• [Task to complete]: For every line in the data below that contains "description", copy the line.

==============================

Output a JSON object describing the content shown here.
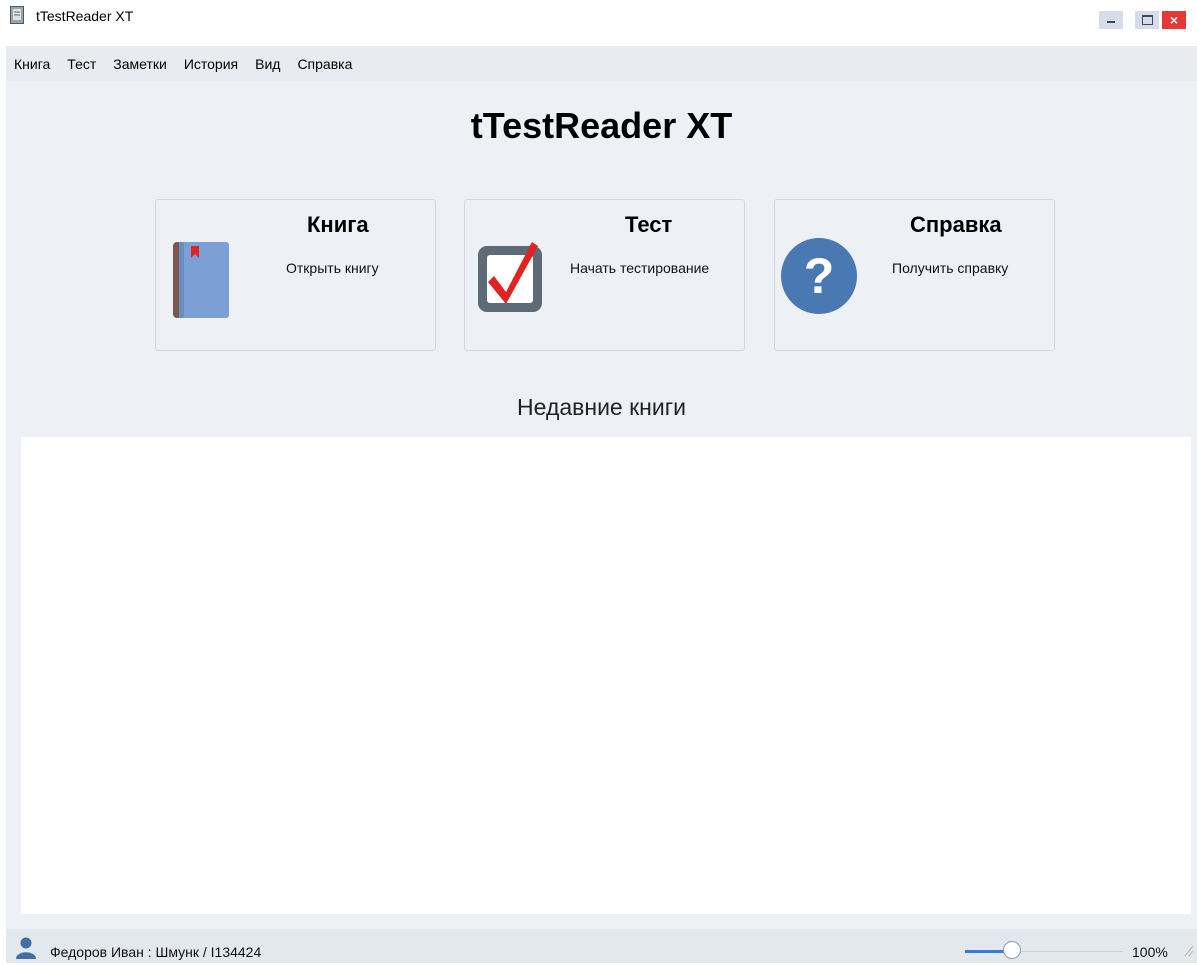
{
  "window": {
    "title": "tTestReader XT",
    "icons": {
      "app": "book-app-icon",
      "minimize": "minimize-icon",
      "maximize": "maximize-icon",
      "close": "close-icon"
    },
    "close_glyph": "×"
  },
  "menu": [
    "Книга",
    "Тест",
    "Заметки",
    "История",
    "Вид",
    "Справка"
  ],
  "main": {
    "heading": "tTestReader XT",
    "cards": [
      {
        "title": "Книга",
        "description": "Открыть книгу",
        "icon": "book-icon"
      },
      {
        "title": "Тест",
        "description": "Начать тестирование",
        "icon": "checkbox-check-icon"
      },
      {
        "title": "Справка",
        "description": "Получить справку",
        "icon": "question-mark-icon"
      }
    ],
    "recent_heading": "Недавние книги",
    "recent_items": []
  },
  "status": {
    "user_text": "Федоров Иван : Шмунк / I134424",
    "user_icon": "user-icon",
    "zoom_label": "100%",
    "zoom_slider_level": 0.3
  },
  "colors": {
    "accent": "#2f7fd6",
    "book": "#7aa0d6",
    "book_spine": "#7a5a4e",
    "checkbox_frame": "#5d6a78",
    "check_mark": "#e02424",
    "help_circle": "#4a78b2",
    "close_button": "#e53935",
    "user_icon": "#3f6fa3"
  }
}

==============================

• [Answer to the exercise]:
        "description": "Открыть книгу",
        "description": "Начать тестирование",
        "description": "Получить справку",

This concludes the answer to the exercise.